Skip the pictures. Reproduce all other material exactly.

Records for this task.
□ □ □ □

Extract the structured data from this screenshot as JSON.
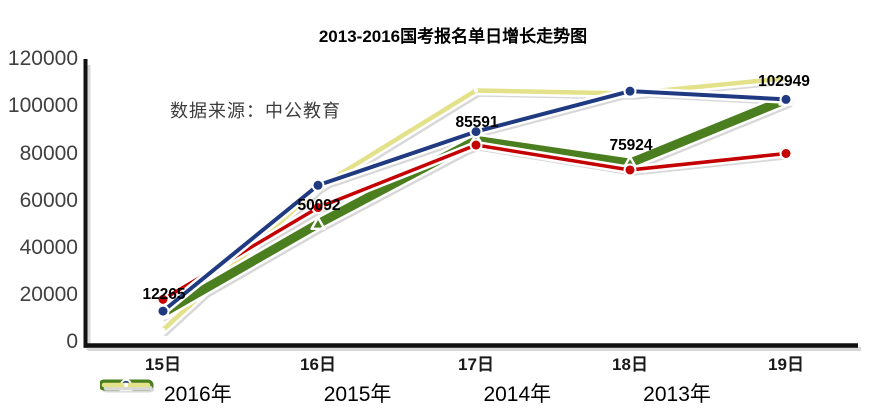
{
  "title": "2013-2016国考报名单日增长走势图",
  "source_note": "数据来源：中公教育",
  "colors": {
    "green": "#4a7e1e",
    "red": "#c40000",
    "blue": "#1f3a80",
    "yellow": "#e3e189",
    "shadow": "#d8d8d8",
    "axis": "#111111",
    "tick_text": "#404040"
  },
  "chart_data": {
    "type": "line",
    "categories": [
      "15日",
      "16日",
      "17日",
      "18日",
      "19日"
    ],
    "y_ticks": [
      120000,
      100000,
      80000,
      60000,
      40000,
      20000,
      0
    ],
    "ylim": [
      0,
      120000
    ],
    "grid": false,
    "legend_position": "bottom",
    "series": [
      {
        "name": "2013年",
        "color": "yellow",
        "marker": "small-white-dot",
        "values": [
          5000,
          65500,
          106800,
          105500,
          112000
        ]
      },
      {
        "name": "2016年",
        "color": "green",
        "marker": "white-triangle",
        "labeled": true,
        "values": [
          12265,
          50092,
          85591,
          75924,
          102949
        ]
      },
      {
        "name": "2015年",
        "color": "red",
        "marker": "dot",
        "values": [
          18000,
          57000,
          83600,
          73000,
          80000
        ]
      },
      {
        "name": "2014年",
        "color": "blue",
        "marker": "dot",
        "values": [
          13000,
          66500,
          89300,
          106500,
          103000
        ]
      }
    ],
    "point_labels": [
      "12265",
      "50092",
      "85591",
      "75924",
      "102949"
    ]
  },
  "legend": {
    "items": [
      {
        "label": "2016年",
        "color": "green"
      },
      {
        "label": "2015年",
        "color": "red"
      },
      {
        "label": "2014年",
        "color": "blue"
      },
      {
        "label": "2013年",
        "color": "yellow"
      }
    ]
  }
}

□ □ □ □

Correct answer.
Extract the structured data from this screenshot as JSON.
{
  "title": "2013-2016国考报名单日增长走势图",
  "source_note": "数据来源：中公教育",
  "colors": {
    "green": "#4a7e1e",
    "red": "#c40000",
    "blue": "#1f3a80",
    "yellow": "#e3e189",
    "shadow": "#d8d8d8",
    "axis": "#111111",
    "tick_text": "#404040"
  },
  "chart_data": {
    "type": "line",
    "categories": [
      "15日",
      "16日",
      "17日",
      "18日",
      "19日"
    ],
    "y_ticks": [
      120000,
      100000,
      80000,
      60000,
      40000,
      20000,
      0
    ],
    "ylim": [
      0,
      120000
    ],
    "grid": false,
    "legend_position": "bottom",
    "series": [
      {
        "name": "2013年",
        "color": "yellow",
        "marker": "small-white-dot",
        "values": [
          5000,
          65500,
          106800,
          105500,
          112000
        ]
      },
      {
        "name": "2016年",
        "color": "green",
        "marker": "white-triangle",
        "labeled": true,
        "values": [
          12265,
          50092,
          85591,
          75924,
          102949
        ]
      },
      {
        "name": "2015年",
        "color": "red",
        "marker": "dot",
        "values": [
          18000,
          57000,
          83600,
          73000,
          80000
        ]
      },
      {
        "name": "2014年",
        "color": "blue",
        "marker": "dot",
        "values": [
          13000,
          66500,
          89300,
          106500,
          103000
        ]
      }
    ],
    "point_labels": [
      "12265",
      "50092",
      "85591",
      "75924",
      "102949"
    ]
  },
  "legend": {
    "items": [
      {
        "label": "2016年",
        "color": "green"
      },
      {
        "label": "2015年",
        "color": "red"
      },
      {
        "label": "2014年",
        "color": "blue"
      },
      {
        "label": "2013年",
        "color": "yellow"
      }
    ]
  }
}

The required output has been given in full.